--- start EXTRACTED ENTRIES ---

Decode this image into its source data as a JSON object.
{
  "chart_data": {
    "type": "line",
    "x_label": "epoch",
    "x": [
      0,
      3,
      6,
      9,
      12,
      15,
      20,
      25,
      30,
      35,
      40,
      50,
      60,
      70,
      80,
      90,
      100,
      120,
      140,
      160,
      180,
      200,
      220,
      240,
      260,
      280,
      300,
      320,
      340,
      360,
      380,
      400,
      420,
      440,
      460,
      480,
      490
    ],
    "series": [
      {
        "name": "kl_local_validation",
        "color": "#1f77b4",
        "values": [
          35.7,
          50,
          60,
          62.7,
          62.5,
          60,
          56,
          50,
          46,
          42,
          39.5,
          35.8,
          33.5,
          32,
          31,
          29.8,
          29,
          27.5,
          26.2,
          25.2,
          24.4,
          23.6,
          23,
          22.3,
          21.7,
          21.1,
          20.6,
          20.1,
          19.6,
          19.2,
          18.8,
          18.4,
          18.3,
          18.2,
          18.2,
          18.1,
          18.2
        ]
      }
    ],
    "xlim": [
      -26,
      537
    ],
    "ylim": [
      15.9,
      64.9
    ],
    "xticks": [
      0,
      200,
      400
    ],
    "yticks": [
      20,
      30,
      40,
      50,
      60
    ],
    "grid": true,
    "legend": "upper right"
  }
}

--- end EXTRACTED ENTRIES ---

EXERCISE PROMPT = Return each entry from above without altering a single character.

OUTPUT BELOW =
Decode this image into its source data as a JSON object.
{
  "chart_data": {
    "type": "line",
    "x_label": "epoch",
    "x": [
      0,
      3,
      6,
      9,
      12,
      15,
      20,
      25,
      30,
      35,
      40,
      50,
      60,
      70,
      80,
      90,
      100,
      120,
      140,
      160,
      180,
      200,
      220,
      240,
      260,
      280,
      300,
      320,
      340,
      360,
      380,
      400,
      420,
      440,
      460,
      480,
      490
    ],
    "series": [
      {
        "name": "kl_local_validation",
        "color": "#1f77b4",
        "values": [
          35.7,
          50,
          60,
          62.7,
          62.5,
          60,
          56,
          50,
          46,
          42,
          39.5,
          35.8,
          33.5,
          32,
          31,
          29.8,
          29,
          27.5,
          26.2,
          25.2,
          24.4,
          23.6,
          23,
          22.3,
          21.7,
          21.1,
          20.6,
          20.1,
          19.6,
          19.2,
          18.8,
          18.4,
          18.3,
          18.2,
          18.2,
          18.1,
          18.2
        ]
      }
    ],
    "xlim": [
      -26,
      537
    ],
    "ylim": [
      15.9,
      64.9
    ],
    "xticks": [
      0,
      200,
      400
    ],
    "yticks": [
      20,
      30,
      40,
      50,
      60
    ],
    "grid": true,
    "legend": "upper right"
  }
}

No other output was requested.